- Exercise requirements -
Determine how many lines include the string "субъекта". Output that number only.

### Material provided

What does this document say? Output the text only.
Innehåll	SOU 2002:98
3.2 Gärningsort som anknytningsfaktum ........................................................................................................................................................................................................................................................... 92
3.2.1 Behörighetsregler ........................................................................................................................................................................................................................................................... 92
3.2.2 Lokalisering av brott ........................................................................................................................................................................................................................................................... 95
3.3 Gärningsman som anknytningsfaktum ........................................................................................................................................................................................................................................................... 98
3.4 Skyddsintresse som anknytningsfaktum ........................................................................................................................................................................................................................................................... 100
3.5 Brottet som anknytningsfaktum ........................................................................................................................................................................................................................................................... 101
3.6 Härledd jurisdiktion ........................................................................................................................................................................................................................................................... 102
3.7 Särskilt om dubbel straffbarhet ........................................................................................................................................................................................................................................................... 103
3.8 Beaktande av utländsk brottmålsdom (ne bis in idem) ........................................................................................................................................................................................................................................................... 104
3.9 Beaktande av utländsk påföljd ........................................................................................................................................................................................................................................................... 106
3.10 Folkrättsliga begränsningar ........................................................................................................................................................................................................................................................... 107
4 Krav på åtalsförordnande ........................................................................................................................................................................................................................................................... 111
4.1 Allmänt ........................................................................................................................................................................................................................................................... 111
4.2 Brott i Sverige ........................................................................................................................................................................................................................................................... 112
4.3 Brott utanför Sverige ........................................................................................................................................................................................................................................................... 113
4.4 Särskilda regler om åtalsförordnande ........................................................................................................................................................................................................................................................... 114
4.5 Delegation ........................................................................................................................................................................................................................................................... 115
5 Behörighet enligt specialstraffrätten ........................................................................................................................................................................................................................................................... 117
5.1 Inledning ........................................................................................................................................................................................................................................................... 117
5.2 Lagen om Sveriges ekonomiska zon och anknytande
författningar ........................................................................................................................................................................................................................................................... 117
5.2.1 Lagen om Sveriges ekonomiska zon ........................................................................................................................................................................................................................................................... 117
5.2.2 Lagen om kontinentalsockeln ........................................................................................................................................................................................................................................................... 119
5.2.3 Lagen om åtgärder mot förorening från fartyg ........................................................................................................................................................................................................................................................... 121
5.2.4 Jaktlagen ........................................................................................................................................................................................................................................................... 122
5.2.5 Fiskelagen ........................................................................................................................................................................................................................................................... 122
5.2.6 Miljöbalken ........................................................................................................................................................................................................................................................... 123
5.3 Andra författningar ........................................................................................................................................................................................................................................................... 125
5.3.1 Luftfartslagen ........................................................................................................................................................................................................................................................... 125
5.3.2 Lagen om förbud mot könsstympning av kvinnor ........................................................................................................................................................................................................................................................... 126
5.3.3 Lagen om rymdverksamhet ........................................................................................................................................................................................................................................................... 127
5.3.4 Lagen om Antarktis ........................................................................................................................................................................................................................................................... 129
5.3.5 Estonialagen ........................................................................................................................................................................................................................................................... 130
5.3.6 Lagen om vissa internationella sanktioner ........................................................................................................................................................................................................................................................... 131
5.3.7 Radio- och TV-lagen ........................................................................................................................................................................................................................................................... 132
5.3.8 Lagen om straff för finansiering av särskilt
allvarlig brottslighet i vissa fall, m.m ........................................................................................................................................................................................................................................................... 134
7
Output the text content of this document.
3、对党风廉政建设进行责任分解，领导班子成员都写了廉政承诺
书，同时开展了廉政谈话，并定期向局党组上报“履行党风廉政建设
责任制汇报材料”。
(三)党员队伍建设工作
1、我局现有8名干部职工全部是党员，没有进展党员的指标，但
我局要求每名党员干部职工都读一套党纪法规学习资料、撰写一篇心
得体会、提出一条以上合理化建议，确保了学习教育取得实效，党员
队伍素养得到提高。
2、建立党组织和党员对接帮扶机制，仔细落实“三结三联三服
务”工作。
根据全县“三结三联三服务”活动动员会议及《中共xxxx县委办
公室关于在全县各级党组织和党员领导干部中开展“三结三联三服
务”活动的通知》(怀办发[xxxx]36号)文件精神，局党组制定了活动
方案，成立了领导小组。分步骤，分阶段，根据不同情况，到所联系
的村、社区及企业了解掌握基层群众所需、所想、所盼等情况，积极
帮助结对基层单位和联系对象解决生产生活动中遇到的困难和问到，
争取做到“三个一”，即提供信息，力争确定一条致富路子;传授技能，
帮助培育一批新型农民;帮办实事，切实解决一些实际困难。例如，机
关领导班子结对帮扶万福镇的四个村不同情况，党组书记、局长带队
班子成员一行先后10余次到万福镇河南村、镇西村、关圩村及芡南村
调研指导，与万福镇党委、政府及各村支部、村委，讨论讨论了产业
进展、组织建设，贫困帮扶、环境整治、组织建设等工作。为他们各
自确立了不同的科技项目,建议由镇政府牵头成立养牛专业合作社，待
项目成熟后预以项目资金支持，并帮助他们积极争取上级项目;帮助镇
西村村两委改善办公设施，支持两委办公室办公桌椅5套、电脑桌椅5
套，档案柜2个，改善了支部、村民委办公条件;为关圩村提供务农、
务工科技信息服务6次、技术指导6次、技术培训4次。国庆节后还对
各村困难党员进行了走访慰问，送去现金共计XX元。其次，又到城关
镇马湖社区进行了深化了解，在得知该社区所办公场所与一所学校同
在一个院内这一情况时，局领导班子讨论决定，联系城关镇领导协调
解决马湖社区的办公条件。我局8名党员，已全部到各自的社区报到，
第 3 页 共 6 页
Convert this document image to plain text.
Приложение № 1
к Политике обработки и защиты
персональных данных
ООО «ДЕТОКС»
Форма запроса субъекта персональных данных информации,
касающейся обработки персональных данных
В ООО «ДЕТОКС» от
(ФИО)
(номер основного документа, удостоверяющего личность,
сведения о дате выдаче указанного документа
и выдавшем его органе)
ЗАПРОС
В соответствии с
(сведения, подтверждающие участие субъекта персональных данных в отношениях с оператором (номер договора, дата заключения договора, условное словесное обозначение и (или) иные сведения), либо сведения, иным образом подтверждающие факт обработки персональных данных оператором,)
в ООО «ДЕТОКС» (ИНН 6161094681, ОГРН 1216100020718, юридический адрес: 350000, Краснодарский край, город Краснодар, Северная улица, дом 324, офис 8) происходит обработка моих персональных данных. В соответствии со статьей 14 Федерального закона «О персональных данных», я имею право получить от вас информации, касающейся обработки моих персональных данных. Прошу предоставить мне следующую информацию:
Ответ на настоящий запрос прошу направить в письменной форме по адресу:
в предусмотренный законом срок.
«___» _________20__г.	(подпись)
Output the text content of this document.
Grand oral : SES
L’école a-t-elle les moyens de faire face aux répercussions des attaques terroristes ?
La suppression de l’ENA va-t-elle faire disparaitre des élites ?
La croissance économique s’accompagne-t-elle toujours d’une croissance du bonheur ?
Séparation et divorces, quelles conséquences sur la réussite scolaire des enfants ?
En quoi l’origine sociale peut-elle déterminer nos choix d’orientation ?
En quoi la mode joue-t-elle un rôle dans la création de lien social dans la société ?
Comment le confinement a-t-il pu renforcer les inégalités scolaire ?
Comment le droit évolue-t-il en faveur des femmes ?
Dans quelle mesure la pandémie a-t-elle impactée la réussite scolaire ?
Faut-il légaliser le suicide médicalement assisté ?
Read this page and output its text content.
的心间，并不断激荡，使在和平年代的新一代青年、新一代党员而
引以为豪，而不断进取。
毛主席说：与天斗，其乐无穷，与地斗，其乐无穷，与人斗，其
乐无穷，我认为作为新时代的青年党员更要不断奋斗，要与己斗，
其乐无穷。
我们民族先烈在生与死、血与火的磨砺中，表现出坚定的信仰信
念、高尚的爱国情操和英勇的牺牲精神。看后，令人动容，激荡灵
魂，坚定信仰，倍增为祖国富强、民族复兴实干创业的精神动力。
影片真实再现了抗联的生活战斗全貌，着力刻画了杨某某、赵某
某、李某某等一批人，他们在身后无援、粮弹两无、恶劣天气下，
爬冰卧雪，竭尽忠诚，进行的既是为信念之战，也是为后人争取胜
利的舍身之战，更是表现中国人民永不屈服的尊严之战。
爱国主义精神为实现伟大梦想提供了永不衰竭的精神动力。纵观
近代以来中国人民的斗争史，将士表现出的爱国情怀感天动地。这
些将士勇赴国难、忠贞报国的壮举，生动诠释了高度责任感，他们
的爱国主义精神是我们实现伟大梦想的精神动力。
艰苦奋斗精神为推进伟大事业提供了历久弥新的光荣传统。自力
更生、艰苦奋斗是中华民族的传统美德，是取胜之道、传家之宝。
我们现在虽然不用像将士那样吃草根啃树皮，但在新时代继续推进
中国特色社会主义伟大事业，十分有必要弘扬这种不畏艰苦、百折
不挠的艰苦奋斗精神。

######

- Full solution -
2